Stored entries
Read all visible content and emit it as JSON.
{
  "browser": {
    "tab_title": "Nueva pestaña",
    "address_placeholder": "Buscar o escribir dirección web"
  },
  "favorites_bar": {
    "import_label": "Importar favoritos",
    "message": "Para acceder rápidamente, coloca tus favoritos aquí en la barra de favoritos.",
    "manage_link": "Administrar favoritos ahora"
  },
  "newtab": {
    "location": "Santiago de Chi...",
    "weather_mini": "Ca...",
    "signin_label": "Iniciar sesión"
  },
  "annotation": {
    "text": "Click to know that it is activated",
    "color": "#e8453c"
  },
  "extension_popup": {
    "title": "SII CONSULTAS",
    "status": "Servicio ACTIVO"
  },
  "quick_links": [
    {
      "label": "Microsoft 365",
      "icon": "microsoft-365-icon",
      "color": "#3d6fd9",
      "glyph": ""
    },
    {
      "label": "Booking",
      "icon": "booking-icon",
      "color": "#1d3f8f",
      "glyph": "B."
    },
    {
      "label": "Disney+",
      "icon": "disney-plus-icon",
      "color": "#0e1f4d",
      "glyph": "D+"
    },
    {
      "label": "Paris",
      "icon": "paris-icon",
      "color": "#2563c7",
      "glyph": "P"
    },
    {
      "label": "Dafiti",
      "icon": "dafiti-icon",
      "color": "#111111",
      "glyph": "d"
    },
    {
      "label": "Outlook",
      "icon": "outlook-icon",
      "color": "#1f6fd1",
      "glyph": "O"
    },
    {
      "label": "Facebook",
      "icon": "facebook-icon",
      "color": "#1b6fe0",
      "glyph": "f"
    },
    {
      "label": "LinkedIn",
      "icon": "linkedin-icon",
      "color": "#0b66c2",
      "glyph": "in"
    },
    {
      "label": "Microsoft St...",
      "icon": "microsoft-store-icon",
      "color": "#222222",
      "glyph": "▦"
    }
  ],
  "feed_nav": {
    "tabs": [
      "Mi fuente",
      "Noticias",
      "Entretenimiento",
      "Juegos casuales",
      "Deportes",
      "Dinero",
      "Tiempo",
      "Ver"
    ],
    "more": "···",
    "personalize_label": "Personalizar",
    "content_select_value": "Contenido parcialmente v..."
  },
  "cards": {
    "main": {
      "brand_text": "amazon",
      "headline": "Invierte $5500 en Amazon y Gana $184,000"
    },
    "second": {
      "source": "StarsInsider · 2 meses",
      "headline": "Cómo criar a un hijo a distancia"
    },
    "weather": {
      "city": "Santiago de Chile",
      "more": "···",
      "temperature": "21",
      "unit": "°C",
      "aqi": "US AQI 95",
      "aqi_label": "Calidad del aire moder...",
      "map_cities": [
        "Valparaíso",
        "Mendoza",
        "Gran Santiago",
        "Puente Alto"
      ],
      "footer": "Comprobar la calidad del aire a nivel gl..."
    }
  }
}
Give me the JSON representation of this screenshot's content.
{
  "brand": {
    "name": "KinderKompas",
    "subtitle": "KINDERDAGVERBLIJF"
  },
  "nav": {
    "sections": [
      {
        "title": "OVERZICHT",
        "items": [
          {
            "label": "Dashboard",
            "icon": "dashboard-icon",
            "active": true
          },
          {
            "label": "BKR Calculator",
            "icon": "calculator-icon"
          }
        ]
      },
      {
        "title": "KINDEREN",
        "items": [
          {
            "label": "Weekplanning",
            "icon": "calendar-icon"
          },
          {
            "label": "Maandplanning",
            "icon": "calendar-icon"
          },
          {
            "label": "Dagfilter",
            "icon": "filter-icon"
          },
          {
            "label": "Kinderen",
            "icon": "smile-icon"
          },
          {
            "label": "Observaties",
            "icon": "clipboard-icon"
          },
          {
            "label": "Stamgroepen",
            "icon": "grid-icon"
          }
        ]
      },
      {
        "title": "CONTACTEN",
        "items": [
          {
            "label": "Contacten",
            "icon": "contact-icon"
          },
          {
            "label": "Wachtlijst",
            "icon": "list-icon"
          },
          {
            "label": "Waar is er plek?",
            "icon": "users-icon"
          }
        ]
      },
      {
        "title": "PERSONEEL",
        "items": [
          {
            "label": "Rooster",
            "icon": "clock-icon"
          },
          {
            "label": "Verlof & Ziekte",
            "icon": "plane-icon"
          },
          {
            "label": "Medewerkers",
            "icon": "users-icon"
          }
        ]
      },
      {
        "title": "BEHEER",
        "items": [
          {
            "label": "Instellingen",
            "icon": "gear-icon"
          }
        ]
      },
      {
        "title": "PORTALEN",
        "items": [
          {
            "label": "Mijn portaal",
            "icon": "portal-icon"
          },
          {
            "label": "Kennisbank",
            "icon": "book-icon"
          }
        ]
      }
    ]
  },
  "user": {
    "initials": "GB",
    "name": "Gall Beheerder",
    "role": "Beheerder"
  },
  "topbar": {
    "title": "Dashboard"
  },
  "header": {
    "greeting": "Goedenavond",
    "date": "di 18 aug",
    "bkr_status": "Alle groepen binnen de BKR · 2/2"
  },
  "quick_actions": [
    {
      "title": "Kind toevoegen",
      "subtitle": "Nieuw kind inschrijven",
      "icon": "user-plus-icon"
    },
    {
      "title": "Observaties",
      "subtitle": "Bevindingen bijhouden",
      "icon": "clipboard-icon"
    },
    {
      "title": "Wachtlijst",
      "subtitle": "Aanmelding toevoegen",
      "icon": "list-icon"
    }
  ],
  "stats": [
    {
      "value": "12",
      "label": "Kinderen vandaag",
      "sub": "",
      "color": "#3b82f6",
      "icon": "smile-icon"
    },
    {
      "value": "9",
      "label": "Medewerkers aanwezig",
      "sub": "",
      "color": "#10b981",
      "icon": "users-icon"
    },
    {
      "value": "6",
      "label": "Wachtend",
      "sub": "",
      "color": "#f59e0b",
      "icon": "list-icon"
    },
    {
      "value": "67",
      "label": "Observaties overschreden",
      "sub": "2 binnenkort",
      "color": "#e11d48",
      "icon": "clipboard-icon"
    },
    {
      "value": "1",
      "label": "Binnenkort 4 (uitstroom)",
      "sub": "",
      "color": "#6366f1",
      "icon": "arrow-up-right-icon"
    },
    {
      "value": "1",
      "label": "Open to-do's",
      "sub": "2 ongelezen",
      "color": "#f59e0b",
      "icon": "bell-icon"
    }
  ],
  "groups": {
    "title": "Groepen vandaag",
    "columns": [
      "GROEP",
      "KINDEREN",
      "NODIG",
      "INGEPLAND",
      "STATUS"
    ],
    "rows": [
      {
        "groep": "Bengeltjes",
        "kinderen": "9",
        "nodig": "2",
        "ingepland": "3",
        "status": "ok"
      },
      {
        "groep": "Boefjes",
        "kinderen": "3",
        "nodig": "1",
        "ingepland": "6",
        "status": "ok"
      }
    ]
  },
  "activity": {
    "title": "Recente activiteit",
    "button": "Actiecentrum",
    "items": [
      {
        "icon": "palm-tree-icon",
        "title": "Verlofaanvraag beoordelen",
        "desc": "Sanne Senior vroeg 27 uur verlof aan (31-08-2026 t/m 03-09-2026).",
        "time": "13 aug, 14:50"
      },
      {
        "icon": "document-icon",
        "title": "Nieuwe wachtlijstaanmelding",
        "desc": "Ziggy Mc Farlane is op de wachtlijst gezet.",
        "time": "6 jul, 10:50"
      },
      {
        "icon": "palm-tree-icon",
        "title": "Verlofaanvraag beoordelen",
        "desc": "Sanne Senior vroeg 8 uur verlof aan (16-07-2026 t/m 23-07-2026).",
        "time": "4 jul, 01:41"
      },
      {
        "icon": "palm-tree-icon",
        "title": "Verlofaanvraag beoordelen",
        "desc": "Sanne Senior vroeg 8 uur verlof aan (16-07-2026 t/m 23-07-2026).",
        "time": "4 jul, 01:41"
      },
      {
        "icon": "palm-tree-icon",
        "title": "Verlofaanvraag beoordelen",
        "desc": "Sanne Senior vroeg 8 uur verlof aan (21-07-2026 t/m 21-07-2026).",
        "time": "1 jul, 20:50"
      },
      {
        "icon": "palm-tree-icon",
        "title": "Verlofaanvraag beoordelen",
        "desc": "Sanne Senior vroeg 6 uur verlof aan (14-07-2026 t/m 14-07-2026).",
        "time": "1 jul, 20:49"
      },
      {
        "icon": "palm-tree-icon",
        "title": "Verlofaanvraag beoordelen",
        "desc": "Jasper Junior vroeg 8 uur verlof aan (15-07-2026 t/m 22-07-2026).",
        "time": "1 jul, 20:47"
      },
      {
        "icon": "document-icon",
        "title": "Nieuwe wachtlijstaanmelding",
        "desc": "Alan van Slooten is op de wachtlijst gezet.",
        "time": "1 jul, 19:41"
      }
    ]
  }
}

Instruction
Count each line where the string "gezet" occurs, and write only the number.

Answer to this problem
2